■ What is asked ■
Count every line that has the word "sampling" in it; give no more than the number.

Stored data:
◇ ◇ ◇

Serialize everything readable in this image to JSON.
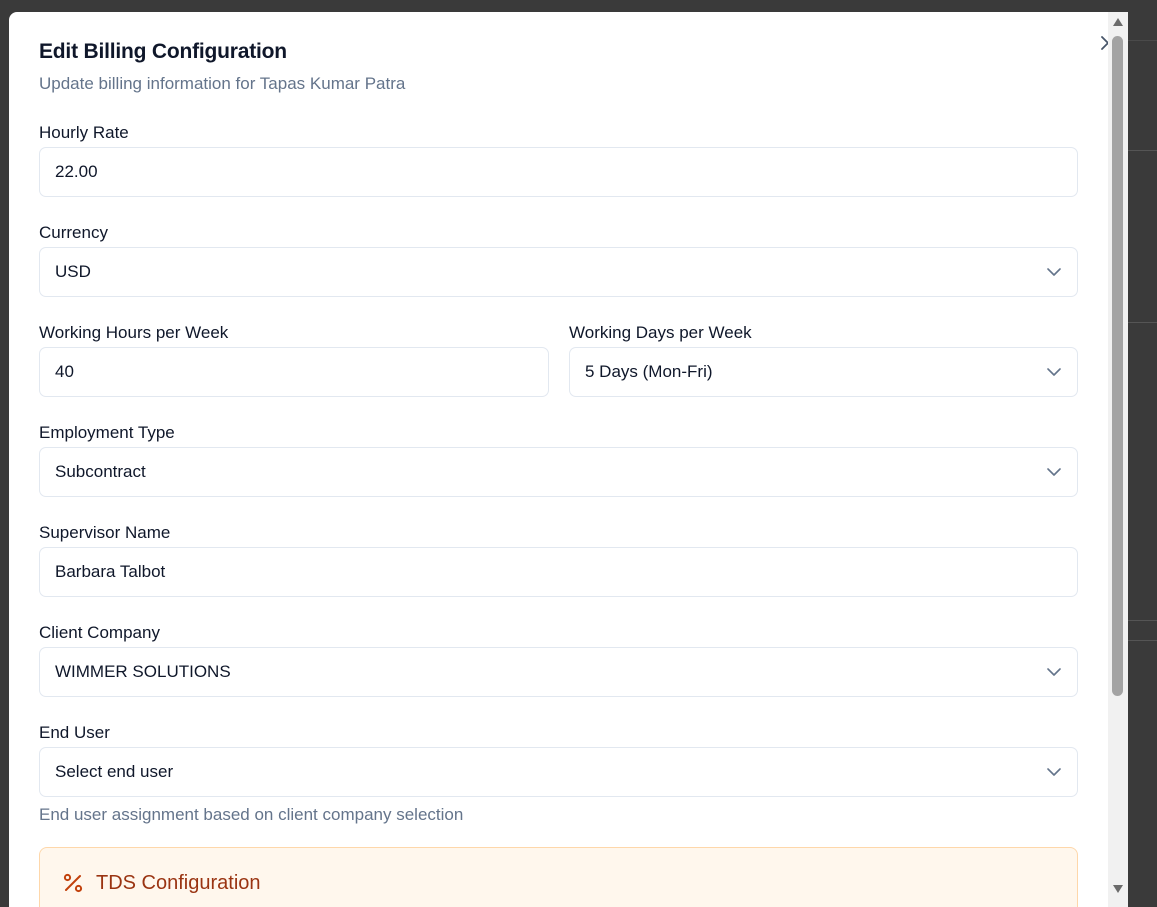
{
  "dialog": {
    "title": "Edit Billing Configuration",
    "subtitle": "Update billing information for Tapas Kumar Patra"
  },
  "form": {
    "hourly_rate": {
      "label": "Hourly Rate",
      "value": "22.00"
    },
    "currency": {
      "label": "Currency",
      "value": "USD"
    },
    "working_hours": {
      "label": "Working Hours per Week",
      "value": "40"
    },
    "working_days": {
      "label": "Working Days per Week",
      "value": "5 Days (Mon-Fri)"
    },
    "employment_type": {
      "label": "Employment Type",
      "value": "Subcontract"
    },
    "supervisor_name": {
      "label": "Supervisor Name",
      "value": "Barbara Talbot"
    },
    "client_company": {
      "label": "Client Company",
      "value": "WIMMER SOLUTIONS"
    },
    "end_user": {
      "label": "End User",
      "placeholder": "Select end user",
      "helper": "End user assignment based on client company selection"
    }
  },
  "tds": {
    "title": "TDS Configuration",
    "icon": "percent-icon"
  },
  "icons": {
    "close": "close-icon",
    "dropdown": "chevron-down-icon"
  },
  "colors": {
    "accent_orange": "#c2410c",
    "tds_bg": "#fff7ed",
    "border": "#e2e8f0",
    "muted_text": "#64748b"
  }
}
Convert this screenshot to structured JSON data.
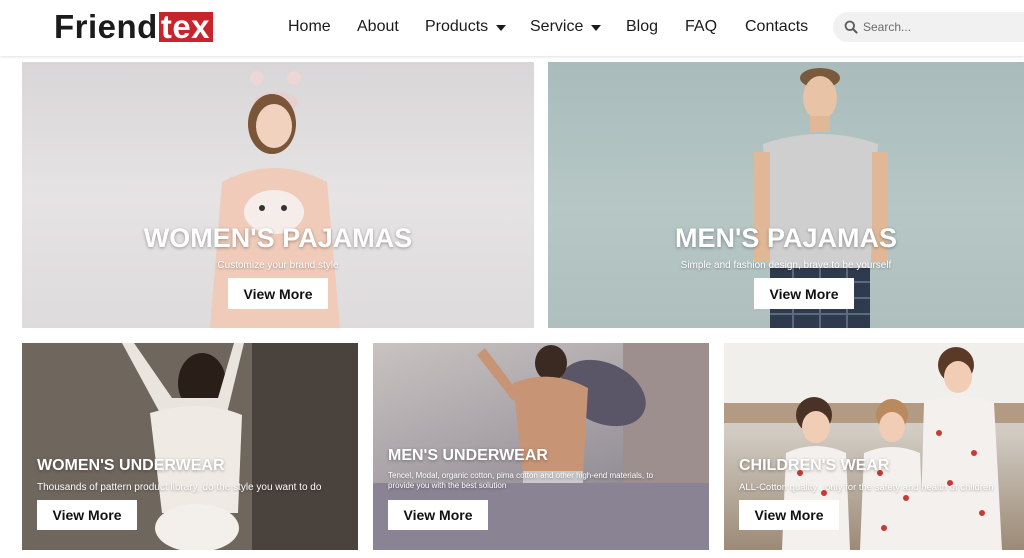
{
  "brand": {
    "part1": "Friend",
    "part2": "tex",
    "accent": "#c8242c"
  },
  "nav": {
    "home": "Home",
    "about": "About",
    "products": "Products",
    "service": "Service",
    "blog": "Blog",
    "faq": "FAQ",
    "contacts": "Contacts"
  },
  "search": {
    "placeholder": "Search...",
    "icon": "search-icon"
  },
  "tiles": {
    "women_pajamas": {
      "title": "WOMEN'S PAJAMAS",
      "subtitle": "Customize your brand style",
      "button": "View More"
    },
    "men_pajamas": {
      "title": "MEN'S PAJAMAS",
      "subtitle": "Simple and fashion design, brave to be yourself",
      "button": "View More"
    },
    "women_underwear": {
      "title": "WOMEN'S UNDERWEAR",
      "subtitle": "Thousands of pattern product library, do the style you want to do",
      "button": "View More"
    },
    "men_underwear": {
      "title": "MEN'S UNDERWEAR",
      "subtitle_line1": "Tencel, Modal, organic cotton, pima cotton and other high-end materials, to",
      "subtitle_line2": "provide you with the best solution",
      "button": "View More"
    },
    "childrens_wear": {
      "title": "CHILDREN'S WEAR",
      "subtitle": "ALL-Cotton quality , only for the safety and health of children",
      "button": "View More"
    }
  }
}
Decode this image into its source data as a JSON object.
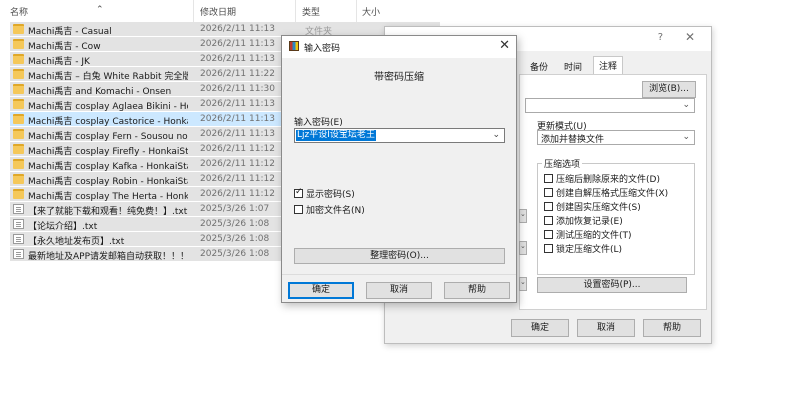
{
  "explorer": {
    "columns": [
      "名称",
      "修改日期",
      "类型",
      "大小"
    ],
    "rows": [
      {
        "name": "Machi禹吉 - Casual",
        "date": "2026/2/11 11:13",
        "type": "文件夹",
        "icon": "folder-icon"
      },
      {
        "name": "Machi禹吉 - Cow",
        "date": "2026/2/11 11:13",
        "type": "",
        "icon": "folder-icon"
      },
      {
        "name": "Machi禹吉 - JK",
        "date": "2026/2/11 11:13",
        "type": "",
        "icon": "folder-icon"
      },
      {
        "name": "Machi禹吉 – 白兔 White Rabbit 完全版",
        "date": "2026/2/11 11:22",
        "type": "",
        "icon": "folder-icon"
      },
      {
        "name": "Machi禹吉 and Komachi - Onsen",
        "date": "2026/2/11 11:30",
        "type": "",
        "icon": "folder-icon"
      },
      {
        "name": "Machi禹吉 cosplay Aglaea Bikini - Ho...",
        "date": "2026/2/11 11:13",
        "type": "",
        "icon": "folder-icon"
      },
      {
        "name": "Machi禹吉 cosplay Castorice - Honka...",
        "date": "2026/2/11 11:13",
        "type": "",
        "icon": "folder-icon"
      },
      {
        "name": "Machi禹吉 cosplay Fern - Sousou no ...",
        "date": "2026/2/11 11:13",
        "type": "",
        "icon": "folder-icon"
      },
      {
        "name": "Machi禹吉 cosplay Firefly - HonkaiSta...",
        "date": "2026/2/11 11:12",
        "type": "",
        "icon": "folder-icon"
      },
      {
        "name": "Machi禹吉 cosplay Kafka - HonkaiSta...",
        "date": "2026/2/11 11:12",
        "type": "",
        "icon": "folder-icon"
      },
      {
        "name": "Machi禹吉 cosplay Robin - HonkaiSta...",
        "date": "2026/2/11 11:12",
        "type": "",
        "icon": "folder-icon"
      },
      {
        "name": "Machi禹吉 cosplay The Herta - Honk...",
        "date": "2026/2/11 11:12",
        "type": "",
        "icon": "folder-icon"
      },
      {
        "name": "【来了就能下载和观看！纯免费！】.txt",
        "date": "2025/3/26 1:07",
        "type": "",
        "icon": "text-file-icon"
      },
      {
        "name": "【论坛介绍】.txt",
        "date": "2025/3/26 1:08",
        "type": "",
        "icon": "text-file-icon"
      },
      {
        "name": "【永久地址发布页】.txt",
        "date": "2025/3/26 1:08",
        "type": "",
        "icon": "text-file-icon"
      },
      {
        "name": "最新地址及APP请发邮箱自动获取！！！ ...",
        "date": "2025/3/26 1:08",
        "type": "",
        "icon": "text-file-icon"
      }
    ]
  },
  "back_dialog": {
    "help": "?",
    "close": "✕",
    "tabs": [
      "备份",
      "时间",
      "注释"
    ],
    "browse_button": "浏览(B)...",
    "update_mode_label": "更新模式(U)",
    "update_mode_value": "添加并替换文件",
    "options_title": "压缩选项",
    "options": [
      "压缩后删除原来的文件(D)",
      "创建自解压格式压缩文件(X)",
      "创建固实压缩文件(S)",
      "添加恢复记录(E)",
      "测试压缩的文件(T)",
      "锁定压缩文件(L)"
    ],
    "set_password_button": "设置密码(P)...",
    "ok_button": "确定",
    "cancel_button": "取消",
    "help_button": "帮助"
  },
  "password_dialog": {
    "title": "输入密码",
    "heading": "带密码压缩",
    "password_label": "输入密码(E)",
    "password_value": "Ljz平设I设宝坛老王",
    "show_password_label": "显示密码(S)",
    "show_password_checked": true,
    "encrypt_names_label": "加密文件名(N)",
    "encrypt_names_checked": false,
    "organize_button": "整理密码(O)...",
    "ok_button": "确定",
    "cancel_button": "取消",
    "help_button": "帮助"
  }
}
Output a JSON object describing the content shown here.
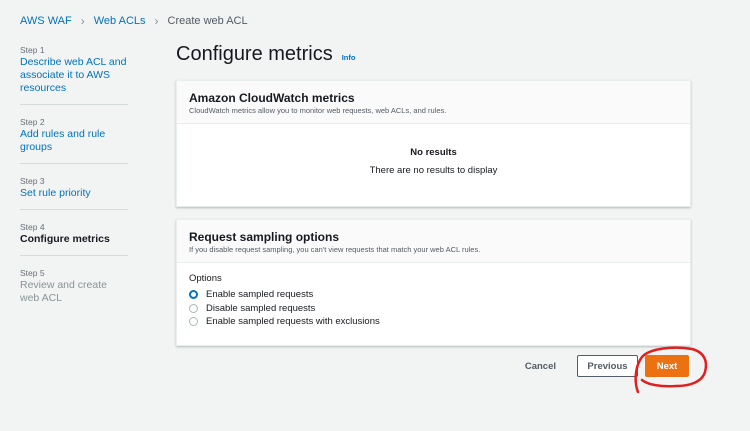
{
  "breadcrumb": {
    "items": [
      "AWS WAF",
      "Web ACLs"
    ],
    "current": "Create web ACL"
  },
  "steps": [
    {
      "num": "Step 1",
      "title": "Describe web ACL and associate it to AWS resources"
    },
    {
      "num": "Step 2",
      "title": "Add rules and rule groups"
    },
    {
      "num": "Step 3",
      "title": "Set rule priority"
    },
    {
      "num": "Step 4",
      "title": "Configure metrics"
    },
    {
      "num": "Step 5",
      "title": "Review and create web ACL"
    }
  ],
  "page": {
    "title": "Configure metrics",
    "info_label": "Info"
  },
  "cloudwatch": {
    "title": "Amazon CloudWatch metrics",
    "description": "CloudWatch metrics allow you to monitor web requests, web ACLs, and rules.",
    "empty_title": "No results",
    "empty_description": "There are no results to display"
  },
  "sampling": {
    "title": "Request sampling options",
    "description": "If you disable request sampling, you can't view requests that match your web ACL rules.",
    "options_label": "Options",
    "options": [
      "Enable sampled requests",
      "Disable sampled requests",
      "Enable sampled requests with exclusions"
    ],
    "selected": "Enable sampled requests"
  },
  "actions": {
    "cancel": "Cancel",
    "previous": "Previous",
    "next": "Next"
  },
  "colors": {
    "accent": "#ec7211",
    "link": "#0073bb",
    "annotation": "#e0201f"
  }
}
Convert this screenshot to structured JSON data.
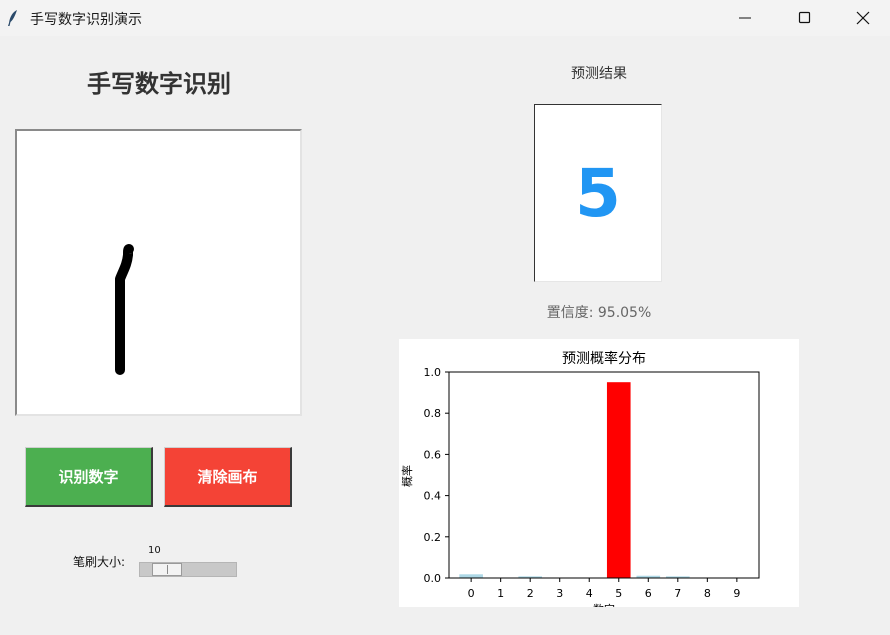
{
  "window": {
    "title": "手写数字识别演示"
  },
  "app": {
    "heading": "手写数字识别"
  },
  "buttons": {
    "recognize_label": "识别数字",
    "clear_label": "清除画布"
  },
  "brush": {
    "label": "笔刷大小:",
    "value": "10",
    "min": 1,
    "max": 50,
    "level": 10
  },
  "result": {
    "label": "预测结果",
    "digit": "5",
    "confidence_text": "置信度: 95.05%"
  },
  "colors": {
    "recognize_button": "#4caf50",
    "clear_button": "#f44336",
    "result_digit": "#2196f3",
    "highlight_bar": "#ff0000",
    "other_bars": "#add8e6"
  },
  "chart_data": {
    "type": "bar",
    "title": "预测概率分布",
    "xlabel": "数字",
    "ylabel": "概率",
    "categories": [
      "0",
      "1",
      "2",
      "3",
      "4",
      "5",
      "6",
      "7",
      "8",
      "9"
    ],
    "values": [
      0.018,
      0.002,
      0.008,
      0.002,
      0.002,
      0.9505,
      0.011,
      0.008,
      0.002,
      0.002
    ],
    "ylim": [
      0,
      1.0
    ],
    "yticks": [
      "0.0",
      "0.2",
      "0.4",
      "0.6",
      "0.8",
      "1.0"
    ],
    "highlight_index": 5,
    "grid": false
  }
}
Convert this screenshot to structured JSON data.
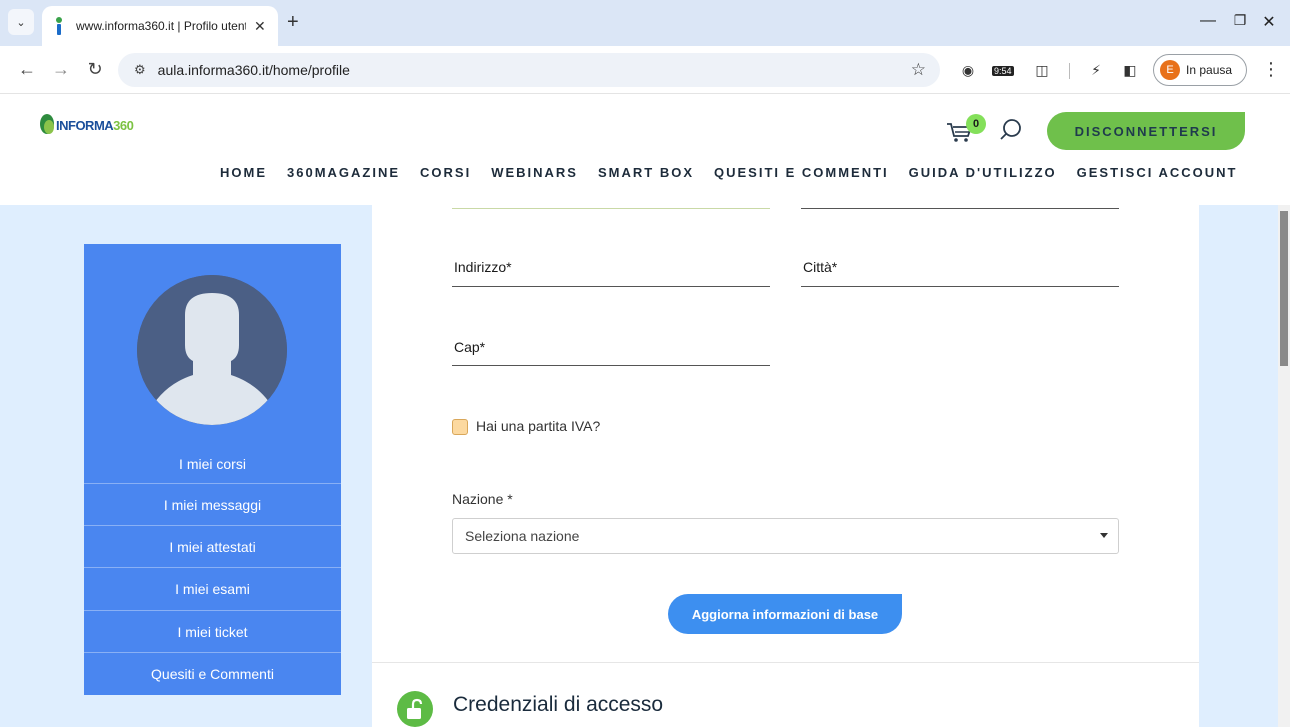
{
  "browser": {
    "tab_title": "www.informa360.it | Profilo utente",
    "url": "aula.informa360.it/home/profile",
    "extension_time": "9:54",
    "profile_initial": "E",
    "profile_status": "In pausa"
  },
  "site": {
    "logo_text_a": "INFORMA",
    "logo_text_b": "360",
    "cart_count": "0",
    "logout_label": "DISCONNETTERSI",
    "nav": [
      "HOME",
      "360MAGAZINE",
      "CORSI",
      "WEBINARS",
      "SMART BOX",
      "QUESITI E COMMENTI",
      "GUIDA D'UTILIZZO",
      "GESTISCI ACCOUNT"
    ]
  },
  "sidebar": {
    "links": [
      "I miei corsi",
      "I miei messaggi",
      "I miei attestati",
      "I miei esami",
      "I miei ticket",
      "Quesiti e Commenti"
    ]
  },
  "form": {
    "address_label": "Indirizzo*",
    "city_label": "Città*",
    "cap_label": "Cap*",
    "vat_label": "Hai una partita IVA?",
    "country_label": "Nazione *",
    "country_value": "Seleziona nazione",
    "update_button": "Aggiorna informazioni di base",
    "section_title": "Credenziali di accesso"
  },
  "colors": {
    "page_bg": "#dfeefe",
    "sidebar": "#4a86f0",
    "logout_button": "#6fc04b",
    "update_button": "#3d8ff0",
    "lock_badge": "#5dbb45"
  }
}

◇ ◇ ◇

■ Solution for this task ■
3